▶ **Records shown**
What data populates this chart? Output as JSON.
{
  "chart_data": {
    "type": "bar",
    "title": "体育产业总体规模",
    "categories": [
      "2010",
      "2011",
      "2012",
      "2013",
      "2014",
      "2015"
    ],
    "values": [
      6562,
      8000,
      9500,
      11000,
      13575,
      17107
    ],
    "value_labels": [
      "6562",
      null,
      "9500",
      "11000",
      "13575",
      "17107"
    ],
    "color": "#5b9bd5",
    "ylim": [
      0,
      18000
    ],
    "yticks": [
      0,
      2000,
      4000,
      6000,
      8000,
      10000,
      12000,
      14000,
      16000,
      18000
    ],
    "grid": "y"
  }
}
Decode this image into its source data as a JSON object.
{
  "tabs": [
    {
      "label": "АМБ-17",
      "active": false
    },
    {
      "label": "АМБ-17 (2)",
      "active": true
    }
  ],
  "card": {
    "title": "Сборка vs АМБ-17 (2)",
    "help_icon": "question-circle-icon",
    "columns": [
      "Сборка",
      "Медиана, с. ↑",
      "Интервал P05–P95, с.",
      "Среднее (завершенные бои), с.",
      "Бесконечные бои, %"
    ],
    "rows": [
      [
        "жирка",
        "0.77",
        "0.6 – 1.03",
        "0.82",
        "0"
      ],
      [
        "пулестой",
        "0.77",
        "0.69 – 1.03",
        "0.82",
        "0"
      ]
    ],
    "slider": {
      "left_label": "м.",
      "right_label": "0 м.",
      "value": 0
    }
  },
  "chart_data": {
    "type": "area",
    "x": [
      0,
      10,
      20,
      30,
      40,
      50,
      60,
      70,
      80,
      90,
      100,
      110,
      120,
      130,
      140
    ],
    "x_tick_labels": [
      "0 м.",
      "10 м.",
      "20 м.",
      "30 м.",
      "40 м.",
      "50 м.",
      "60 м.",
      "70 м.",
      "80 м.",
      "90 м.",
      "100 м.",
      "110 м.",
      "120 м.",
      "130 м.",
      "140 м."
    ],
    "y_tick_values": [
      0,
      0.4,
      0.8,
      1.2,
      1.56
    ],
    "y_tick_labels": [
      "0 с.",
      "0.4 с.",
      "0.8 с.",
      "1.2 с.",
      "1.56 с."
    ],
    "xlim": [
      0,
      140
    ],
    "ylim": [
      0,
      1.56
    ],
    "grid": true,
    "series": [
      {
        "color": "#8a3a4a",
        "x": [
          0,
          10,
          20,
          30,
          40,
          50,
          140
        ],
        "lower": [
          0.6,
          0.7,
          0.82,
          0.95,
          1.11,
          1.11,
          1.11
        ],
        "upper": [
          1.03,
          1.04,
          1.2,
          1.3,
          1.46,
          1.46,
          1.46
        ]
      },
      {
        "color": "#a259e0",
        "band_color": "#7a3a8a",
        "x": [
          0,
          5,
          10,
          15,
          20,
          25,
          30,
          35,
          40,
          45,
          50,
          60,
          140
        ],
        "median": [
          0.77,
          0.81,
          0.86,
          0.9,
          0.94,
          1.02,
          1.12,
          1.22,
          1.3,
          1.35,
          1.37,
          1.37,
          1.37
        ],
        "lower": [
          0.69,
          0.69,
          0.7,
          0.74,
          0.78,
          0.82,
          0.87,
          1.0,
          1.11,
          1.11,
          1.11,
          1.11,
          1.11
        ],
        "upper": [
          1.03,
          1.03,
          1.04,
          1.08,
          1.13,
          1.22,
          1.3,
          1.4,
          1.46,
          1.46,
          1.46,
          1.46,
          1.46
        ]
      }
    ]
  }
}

▶ **Instructions for the task**
Write down the full listing again, exactly.

▶ **Exercise result**
What data populates this chart? Output as JSON.
{
  "chart_data": {
    "type": "bar",
    "title": "体育产业总体规模",
    "categories": [
      "2010",
      "2011",
      "2012",
      "2013",
      "2014",
      "2015"
    ],
    "values": [
      6562,
      8000,
      9500,
      11000,
      13575,
      17107
    ],
    "value_labels": [
      "6562",
      null,
      "9500",
      "11000",
      "13575",
      "17107"
    ],
    "color": "#5b9bd5",
    "ylim": [
      0,
      18000
    ],
    "yticks": [
      0,
      2000,
      4000,
      6000,
      8000,
      10000,
      12000,
      14000,
      16000,
      18000
    ],
    "grid": "y"
  }
}
Decode this image into its source data as a JSON object.
{
  "tabs": [
    {
      "label": "АМБ-17",
      "active": false
    },
    {
      "label": "АМБ-17 (2)",
      "active": true
    }
  ],
  "card": {
    "title": "Сборка vs АМБ-17 (2)",
    "help_icon": "question-circle-icon",
    "columns": [
      "Сборка",
      "Медиана, с. ↑",
      "Интервал P05–P95, с.",
      "Среднее (завершенные бои), с.",
      "Бесконечные бои, %"
    ],
    "rows": [
      [
        "жирка",
        "0.77",
        "0.6 – 1.03",
        "0.82",
        "0"
      ],
      [
        "пулестой",
        "0.77",
        "0.69 – 1.03",
        "0.82",
        "0"
      ]
    ],
    "slider": {
      "left_label": "м.",
      "right_label": "0 м.",
      "value": 0
    }
  },
  "chart_data": {
    "type": "area",
    "x": [
      0,
      10,
      20,
      30,
      40,
      50,
      60,
      70,
      80,
      90,
      100,
      110,
      120,
      130,
      140
    ],
    "x_tick_labels": [
      "0 м.",
      "10 м.",
      "20 м.",
      "30 м.",
      "40 м.",
      "50 м.",
      "60 м.",
      "70 м.",
      "80 м.",
      "90 м.",
      "100 м.",
      "110 м.",
      "120 м.",
      "130 м.",
      "140 м."
    ],
    "y_tick_values": [
      0,
      0.4,
      0.8,
      1.2,
      1.56
    ],
    "y_tick_labels": [
      "0 с.",
      "0.4 с.",
      "0.8 с.",
      "1.2 с.",
      "1.56 с."
    ],
    "xlim": [
      0,
      140
    ],
    "ylim": [
      0,
      1.56
    ],
    "grid": true,
    "series": [
      {
        "color": "#8a3a4a",
        "x": [
          0,
          10,
          20,
          30,
          40,
          50,
          140
        ],
        "lower": [
          0.6,
          0.7,
          0.82,
          0.95,
          1.11,
          1.11,
          1.11
        ],
        "upper": [
          1.03,
          1.04,
          1.2,
          1.3,
          1.46,
          1.46,
          1.46
        ]
      },
      {
        "color": "#a259e0",
        "band_color": "#7a3a8a",
        "x": [
          0,
          5,
          10,
          15,
          20,
          25,
          30,
          35,
          40,
          45,
          50,
          60,
          140
        ],
        "median": [
          0.77,
          0.81,
          0.86,
          0.9,
          0.94,
          1.02,
          1.12,
          1.22,
          1.3,
          1.35,
          1.37,
          1.37,
          1.37
        ],
        "lower": [
          0.69,
          0.69,
          0.7,
          0.74,
          0.78,
          0.82,
          0.87,
          1.0,
          1.11,
          1.11,
          1.11,
          1.11,
          1.11
        ],
        "upper": [
          1.03,
          1.03,
          1.04,
          1.08,
          1.13,
          1.22,
          1.3,
          1.4,
          1.46,
          1.46,
          1.46,
          1.46,
          1.46
        ]
      }
    ]
  }
}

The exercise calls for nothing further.